**Task directions**
Transcribe every entry word for word. Skip the pictures.

**Input for this task**
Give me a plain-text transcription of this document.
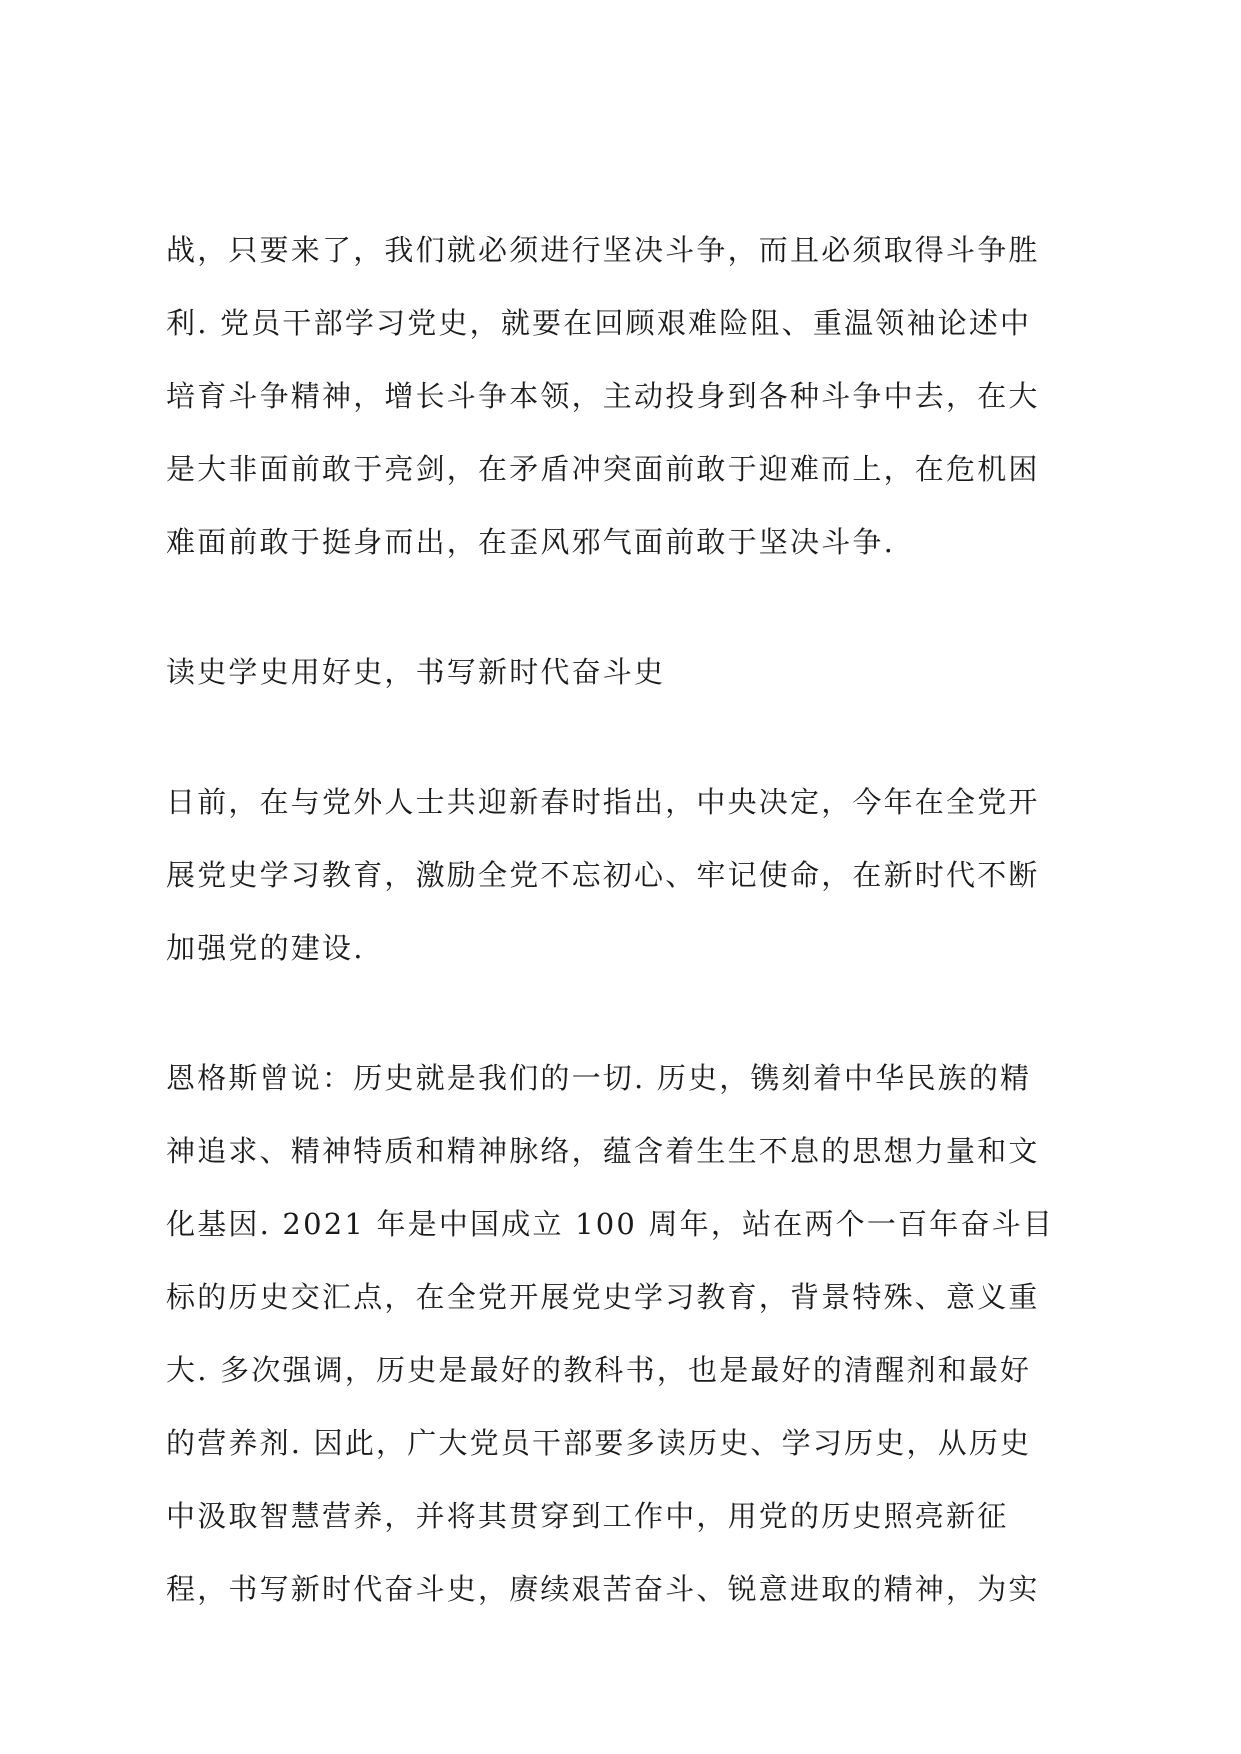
战，只要来了，我们就必须进行坚决斗争，而且必须取得斗争胜
利. 党员干部学习党史，就要在回顾艰难险阻、重温领袖论述中
培育斗争精神，增长斗争本领，主动投身到各种斗争中去，在大
是大非面前敢于亮剑，在矛盾冲突面前敢于迎难而上，在危机困
难面前敢于挺身而出，在歪风邪气面前敢于坚决斗争.
读史学史用好史，书写新时代奋斗史
日前，在与党外人士共迎新春时指出，中央决定，今年在全党开
展党史学习教育，激励全党不忘初心、牢记使命，在新时代不断
加强党的建设.
恩格斯曾说：历史就是我们的一切. 历史，镌刻着中华民族的精
神追求、精神特质和精神脉络，蕴含着生生不息的思想力量和文
化基因. 2021 年是中国成立 100 周年，站在两个一百年奋斗目
标的历史交汇点，在全党开展党史学习教育，背景特殊、意义重
大. 多次强调，历史是最好的教科书，也是最好的清醒剂和最好
的营养剂. 因此，广大党员干部要多读历史、学习历史，从历史
中汲取智慧营养，并将其贯穿到工作中，用党的历史照亮新征
程，书写新时代奋斗史，赓续艰苦奋斗、锐意进取的精神，为实
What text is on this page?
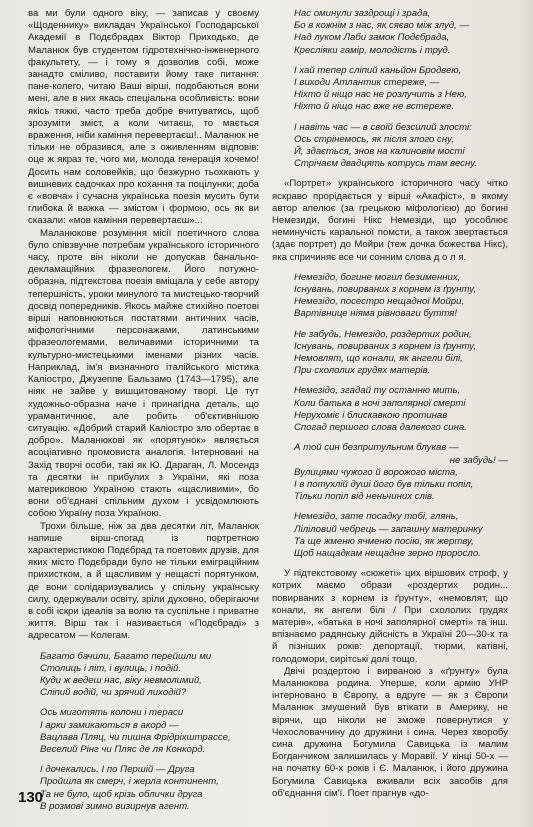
ва ми були одного віку, — записав у своєму «Щоденнику» викладач Української Господарської Академії в Подєбрадах Віктор Приходько, де Маланюк був студентом гідротехнічно-інженерного факультету, — і тому я дозволив собі, може занадто сміливо, поставити йому таке питання: пане-колего, читаю Ваші вірші, подобаються вони мені, але в них якась спеціальна особливість: вони якісь тяжкі, часто треба добре вчитуватись, щоб зрозуміти зміст, а коли читаєш, то мається враження, ніби каміння перевертаєш!.. Маланюк не тільки не образився, але з оживленням відповів: оце ж якраз те, чого ми, молода генерація хочемо! Досить нам соловейків, що безжурно тьохкають у вишневих садочках про кохання та поцілунки; доба є «вовча» і сучасна українська поезія мусить бути глибока й важка — змістом і формою, ось як ви сказали: «мов каміння перевертаєш»...

Маланюкове розуміння місії поетичного слова було співзвучне потребам українського історичного часу, проте він ніколи не допускав банально-декламаційних фразеологем. Його потужно-образна, підтекстова поезія вміщала у себе автору тепершність, уроки минулого та мистецько-творчий досвід попередників. Якось майже стихійно поетові вірші наповнюються постатями античних часів, міфологічними персонажами, латинськими фразеологемами, величавими історичними та культурно-мистецькими іменами різних часів. Наприклад, ім'я визначного італійського містика Каліостро, Джузеппе Бальзамо (1743—1795), але ніяк не зайве у вишцитованому творі. Це тут художньо-образна наче і принагідна деталь, що урамантичнює, але робить об'єктивнішою ситуацію. «Добрий старий Калiостро зло обертає в добро». Маланюкові як «порятунок» являється асоціативно промовиста аналогія. Інтерновані на Захід творчі особи, такі як Ю. Дараган, Л. Мосендз та десятки ін прибулих з України, які поза материковою Україною стають «щасливими», бо вони об'єднані спільним духом і усвідомлюють собою Україну поза Україною.

Трохи більше, ніж за два десятки літ, Маланюк напише вірш-спогад із портретною характеристикою Подєбрад та поетових друзів, для яких місто Подєбради було не тільки еміграційним прихистком, а й щасливим у нещасті порятунком, де вони солідаризувались у спільну українську силу, одержували освіту, зріли духовно, оберігаючи в собі іскри ідеалів за волю та суспільне і приватне життя. Вірш так і називається «Подєбраді» з адресатом — Колегам.

Багато бачили. Багато перейшли ми
Столиць і літ, і вулиць, і подій.
Куди ж ведеш нас, віку невмолимий,
Сліпий водій, чи зрячий лиходій?
Ось миготять колони і тераси
І арки замикаються в акорд —
Вацлава Пляц, чи пишна Фрідріхштрассе,
Веселий Рінг чи Пляс де ля Конкорд.
І дочекались. І по Першій — Друга
Пройшла як смерч, і жерла континент,
Та не було, щоб крізь облички друга
В розмові зимно визирнув агент.
Нас оминули заздрощі і зрада,
Бо в кожнім з нас, як сяєво між злуд, —
Над луком Лаби замок Подєбрада,
Кресліяки гамір, молодість і труд.
І хай тепер сліпий каньйон Бродвею,
І виходи Атлантик стереже, —
Ніхто й ніщо нас не розлучить з Нею,
Ніхто й ніщо нас вже не встереже.
І навіть час — в своїй безсилий злості:
Ось стрінемось, як після злого сну,
Й, здається, знов на калиновім мості
Стрічаєм двадцять котрусь там весну.

«Портрет» українського історичного часу чітко яскраво прорідається у вірші «Акафіст», в якому автор апелює (за грецькою міфологією) до богині Немезиди, богині Нікс Немезіди, що уособлює неминучість каральної помсти, а також звертається (здає портрет) до Мойри (теж дочка божества Нікс), яка спричиняє все чи сонним слова д о л я.

Немезідо, богине могил безименних,
Існувань, повирваних з корнем із ґрунту,
Немезідо, посестро нещадної Мойри,
Вартівнице ніяма рівноваги буття!
Не забудь, Немезідо, роздертих родин,
Існувань, повирваних з корнем із ґрунту,
Немовлят, що конали, як ангели білі,
При схололих грудях матерів.
Немезідо, згадай ту останню мить,
Коли батька в ночі заполярної смерті
Нерухоміє і блискавкою протинав
Спогад першого слова далекого сина.
А той син безпритульним блукав —
не забудь! —
Вулицями чужого й ворожого міста,
І в потухлій душі його був тільки попіл,
Тільки попіл від неньчиних слів.
Немезідо, зате посадку тобі, глянь,
Ліліловий чебрець — запашну материнку
Та ще жменю ячменю посію, як жертву,
Щоб нащадкам нещадне зерно проросло.

У підтекстовому «сюжеті» цих віршових строф, у котрих маємо образи «роздертих родин... повирваних з корнем із ґрунту», «немовлят, що конали, як ангели білі / При схололих грудях матерів», «батька в ночі заполярної смерті» та інш. впізнаємо радянську дійсність в Україні 20—30-х та й пізніших років: депортації, тюрми, катівні, голодомори, сирітські долі тощо.

Двічі роздертою і вирваною з «ґрунту» була Маланюкова родина. Уперше, коли армію УНР інтерновано в Європу, а вдруге — як з Європи Маланюк змушений був втікати в Америку, не вірячи, що ніколи не зможе повернутися у Чехословаччину до дружини і сина. Через хворобу сина дружина Богумила Савицька із малим Богданчиком залишилась у Моравії. У кінці 50-х — на початку 60-х років і Є. Маланюк, і його дружина Богумила Савицька вживали всіх засобів для об'єднання сім'ї. Поет прагнув «до-

130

**Full solution**
Give me a plain-text transcription of this document.
战，只要来了，我们就必须进行坚决斗争，而且必须取得斗争胜
利. 党员干部学习党史，就要在回顾艰难险阻、重温领袖论述中
培育斗争精神，增长斗争本领，主动投身到各种斗争中去，在大
是大非面前敢于亮剑，在矛盾冲突面前敢于迎难而上，在危机困
难面前敢于挺身而出，在歪风邪气面前敢于坚决斗争.
读史学史用好史，书写新时代奋斗史
日前，在与党外人士共迎新春时指出，中央决定，今年在全党开
展党史学习教育，激励全党不忘初心、牢记使命，在新时代不断
加强党的建设.
恩格斯曾说：历史就是我们的一切. 历史，镌刻着中华民族的精
神追求、精神特质和精神脉络，蕴含着生生不息的思想力量和文
化基因. 2021 年是中国成立 100 周年，站在两个一百年奋斗目
标的历史交汇点，在全党开展党史学习教育，背景特殊、意义重
大. 多次强调，历史是最好的教科书，也是最好的清醒剂和最好
的营养剂. 因此，广大党员干部要多读历史、学习历史，从历史
中汲取智慧营养，并将其贯穿到工作中，用党的历史照亮新征
程，书写新时代奋斗史，赓续艰苦奋斗、锐意进取的精神，为实
What text is on this page?
ва ми були одного віку, — записав у своєму «Щоденнику» викладач Української Господарської Академії в Подєбрадах Віктор Приходько, де Маланюк був студентом гідротехнічно-інженерного факультету, — і тому я дозволив собі, може занадто сміливо, поставити йому таке питання: пане-колего, читаю Ваші вірші, подобаються вони мені, але в них якась спеціальна особливість: вони якісь тяжкі, часто треба добре вчитуватись, щоб зрозуміти зміст, а коли читаєш, то мається враження, ніби каміння перевертаєш!.. Маланюк не тільки не образився, але з оживленням відповів: оце ж якраз те, чого ми, молода генерація хочемо! Досить нам соловейків, що безжурно тьохкають у вишневих садочках про кохання та поцілунки; доба є «вовча» і сучасна українська поезія мусить бути глибока й важка — змістом і формою, ось як ви сказали: «мов каміння перевертаєш»...

Маланюкове розуміння місії поетичного слова було співзвучне потребам українського історичного часу, проте він ніколи не допускав банально-декламаційних фразеологем. Його потужно-образна, підтекстова поезія вміщала у себе автору тепершність, уроки минулого та мистецько-творчий досвід попередників. Якось майже стихійно поетові вірші наповнюються постатями античних часів, міфологічними персонажами, латинськими фразеологемами, величавими історичними та культурно-мистецькими іменами різних часів. Наприклад, ім'я визначного італійського містика Каліостро, Джузеппе Бальзамо (1743—1795), але ніяк не зайве у вишцитованому творі. Це тут художньо-образна наче і принагідна деталь, що урамантичнює, але робить об'єктивнішою ситуацію. «Добрий старий Калiостро зло обертає в добро». Маланюкові як «порятунок» являється асоціативно промовиста аналогія. Інтерновані на Захід творчі особи, такі як Ю. Дараган, Л. Мосендз та десятки ін прибулих з України, які поза материковою Україною стають «щасливими», бо вони об'єднані спільним духом і усвідомлюють собою Україну поза Україною.

Трохи більше, ніж за два десятки літ, Маланюк напише вірш-спогад із портретною характеристикою Подєбрад та поетових друзів, для яких місто Подєбради було не тільки еміграційним прихистком, а й щасливим у нещасті порятунком, де вони солідаризувались у спільну українську силу, одержували освіту, зріли духовно, оберігаючи в собі іскри ідеалів за волю та суспільне і приватне життя. Вірш так і називається «Подєбраді» з адресатом — Колегам.

Багато бачили. Багато перейшли ми
Столиць і літ, і вулиць, і подій.
Куди ж ведеш нас, віку невмолимий,
Сліпий водій, чи зрячий лиходій?
Ось миготять колони і тераси
І арки замикаються в акорд —
Вацлава Пляц, чи пишна Фрідріхштрассе,
Веселий Рінг чи Пляс де ля Конкорд.
І дочекались. І по Першій — Друга
Пройшла як смерч, і жерла континент,
Та не було, щоб крізь облички друга
В розмові зимно визирнув агент.
Нас оминули заздрощі і зрада,
Бо в кожнім з нас, як сяєво між злуд, —
Над луком Лаби замок Подєбрада,
Кресліяки гамір, молодість і труд.
І хай тепер сліпий каньйон Бродвею,
І виходи Атлантик стереже, —
Ніхто й ніщо нас не розлучить з Нею,
Ніхто й ніщо нас вже не встереже.
І навіть час — в своїй безсилий злості:
Ось стрінемось, як після злого сну,
Й, здається, знов на калиновім мості
Стрічаєм двадцять котрусь там весну.

«Портрет» українського історичного часу чітко яскраво прорідається у вірші «Акафіст», в якому автор апелює (за грецькою міфологією) до богині Немезиди, богині Нікс Немезіди, що уособлює неминучість каральної помсти, а також звертається (здає портрет) до Мойри (теж дочка божества Нікс), яка спричиняє все чи сонним слова д о л я.

Немезідо, богине могил безименних,
Існувань, повирваних з корнем із ґрунту,
Немезідо, посестро нещадної Мойри,
Вартівнице ніяма рівноваги буття!
Не забудь, Немезідо, роздертих родин,
Існувань, повирваних з корнем із ґрунту,
Немовлят, що конали, як ангели білі,
При схололих грудях матерів.
Немезідо, згадай ту останню мить,
Коли батька в ночі заполярної смерті
Нерухоміє і блискавкою протинав
Спогад першого слова далекого сина.
А той син безпритульним блукав —
не забудь! —
Вулицями чужого й ворожого міста,
І в потухлій душі його був тільки попіл,
Тільки попіл від неньчиних слів.
Немезідо, зате посадку тобі, глянь,
Ліліловий чебрець — запашну материнку
Та ще жменю ячменю посію, як жертву,
Щоб нащадкам нещадне зерно проросло.

У підтекстовому «сюжеті» цих віршових строф, у котрих маємо образи «роздертих родин... повирваних з корнем із ґрунту», «немовлят, що конали, як ангели білі / При схололих грудях матерів», «батька в ночі заполярної смерті» та інш. впізнаємо радянську дійсність в Україні 20—30-х та й пізніших років: депортації, тюрми, катівні, голодомори, сирітські долі тощо.

Двічі роздертою і вирваною з «ґрунту» була Маланюкова родина. Уперше, коли армію УНР інтерновано в Європу, а вдруге — як з Європи Маланюк змушений був втікати в Америку, не вірячи, що ніколи не зможе повернутися у Чехословаччину до дружини і сина. Через хворобу сина дружина Богумила Савицька із малим Богданчиком залишилась у Моравії. У кінці 50-х — на початку 60-х років і Є. Маланюк, і його дружина Богумила Савицька вживали всіх засобів для об'єднання сім'ї. Поет прагнув «до-

130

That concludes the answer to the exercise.